### What the task requires
Determine how many lines contain the string "JSON". Respond with that number and nothing more.

### Given data
▬▬▬▬▬▬
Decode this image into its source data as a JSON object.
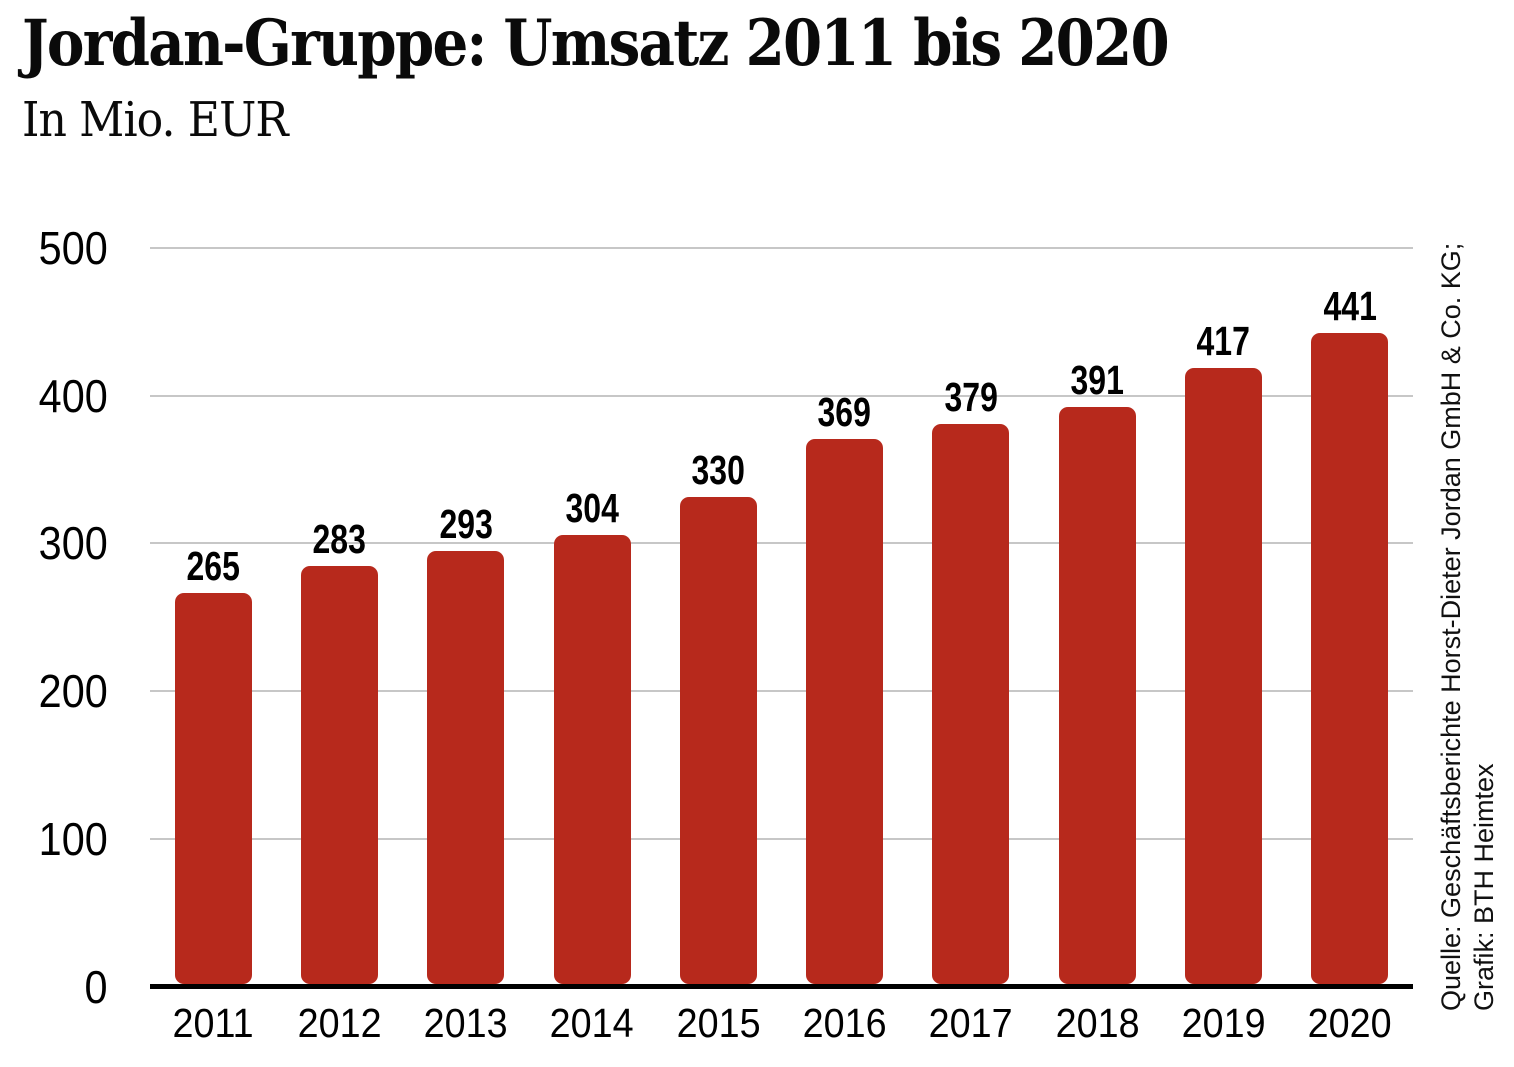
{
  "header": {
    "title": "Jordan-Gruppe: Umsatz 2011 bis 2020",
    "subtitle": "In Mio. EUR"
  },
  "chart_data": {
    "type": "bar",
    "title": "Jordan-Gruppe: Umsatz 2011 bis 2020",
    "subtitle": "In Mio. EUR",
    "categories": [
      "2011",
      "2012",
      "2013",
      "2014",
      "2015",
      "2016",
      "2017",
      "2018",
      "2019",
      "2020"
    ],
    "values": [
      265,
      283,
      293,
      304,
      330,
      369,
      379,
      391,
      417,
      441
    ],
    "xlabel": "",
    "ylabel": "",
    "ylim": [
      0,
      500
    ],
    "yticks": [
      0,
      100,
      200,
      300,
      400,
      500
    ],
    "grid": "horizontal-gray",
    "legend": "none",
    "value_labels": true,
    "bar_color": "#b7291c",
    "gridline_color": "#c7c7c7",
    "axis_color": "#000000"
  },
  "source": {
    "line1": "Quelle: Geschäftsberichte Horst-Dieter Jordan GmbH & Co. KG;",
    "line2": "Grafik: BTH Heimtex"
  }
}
▬▬▬▬▬▬
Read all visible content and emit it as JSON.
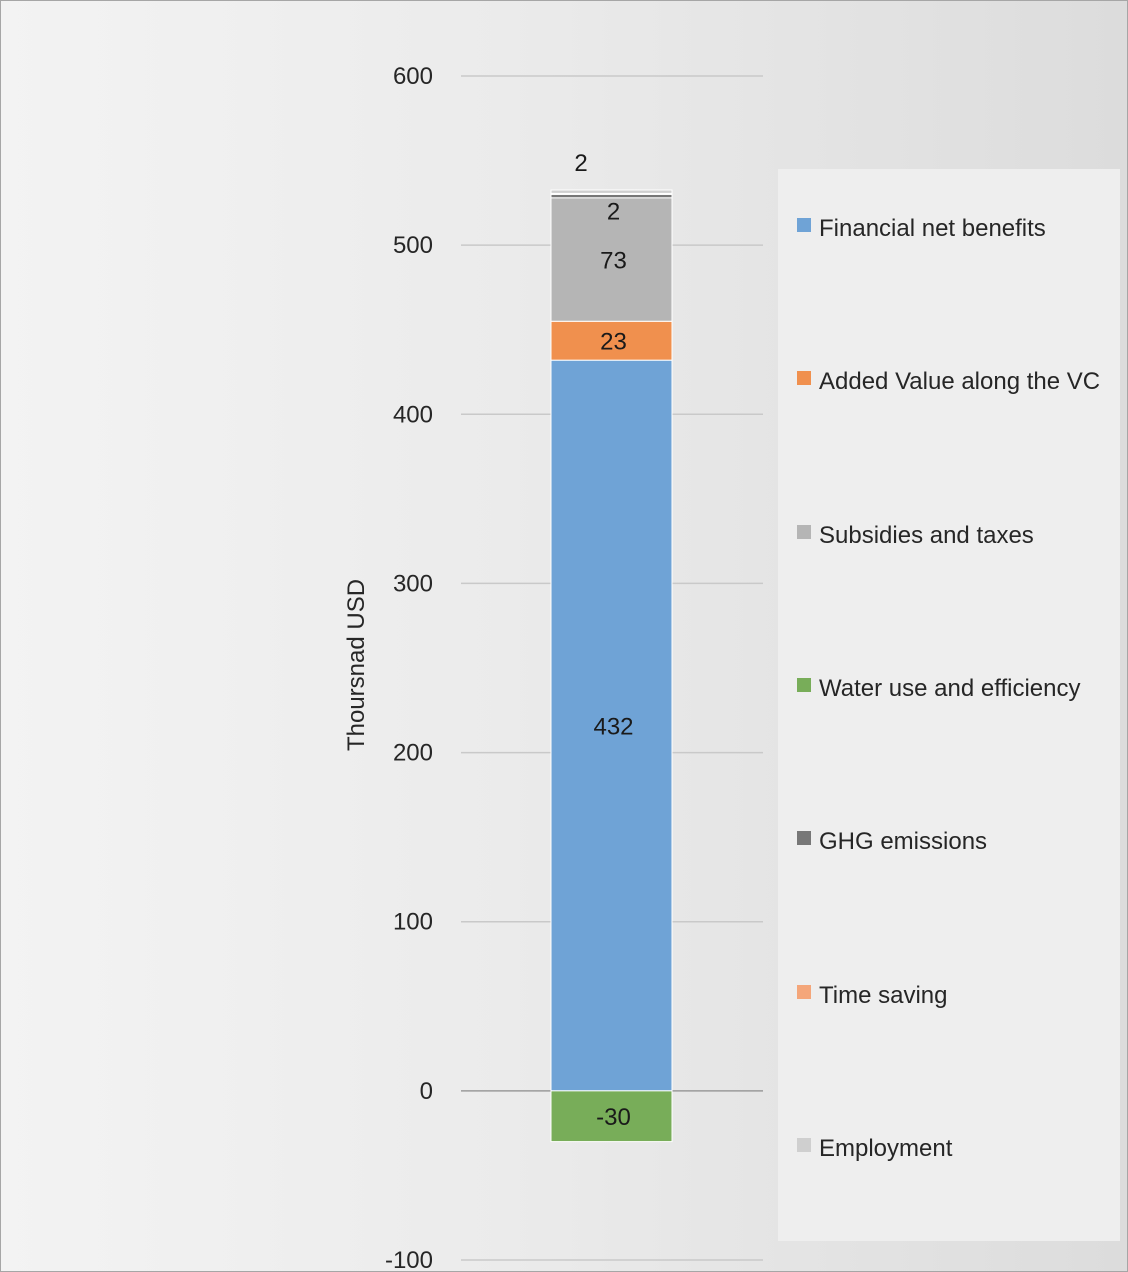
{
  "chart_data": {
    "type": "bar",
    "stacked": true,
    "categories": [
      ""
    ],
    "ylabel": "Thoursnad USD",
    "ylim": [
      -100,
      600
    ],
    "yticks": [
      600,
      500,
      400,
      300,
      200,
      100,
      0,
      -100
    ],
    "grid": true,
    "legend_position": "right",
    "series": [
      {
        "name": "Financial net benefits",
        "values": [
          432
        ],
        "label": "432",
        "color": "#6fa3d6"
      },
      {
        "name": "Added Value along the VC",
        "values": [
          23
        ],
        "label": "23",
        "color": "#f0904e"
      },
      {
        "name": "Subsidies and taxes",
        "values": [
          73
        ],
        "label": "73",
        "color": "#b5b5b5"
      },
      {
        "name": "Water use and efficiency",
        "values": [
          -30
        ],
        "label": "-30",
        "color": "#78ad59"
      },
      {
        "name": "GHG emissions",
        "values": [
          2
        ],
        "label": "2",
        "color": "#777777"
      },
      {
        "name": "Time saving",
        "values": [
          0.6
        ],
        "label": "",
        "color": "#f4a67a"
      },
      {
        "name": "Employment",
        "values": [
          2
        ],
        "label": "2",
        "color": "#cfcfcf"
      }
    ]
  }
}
▬▬▬▬▬▬
### Response to the exercise
2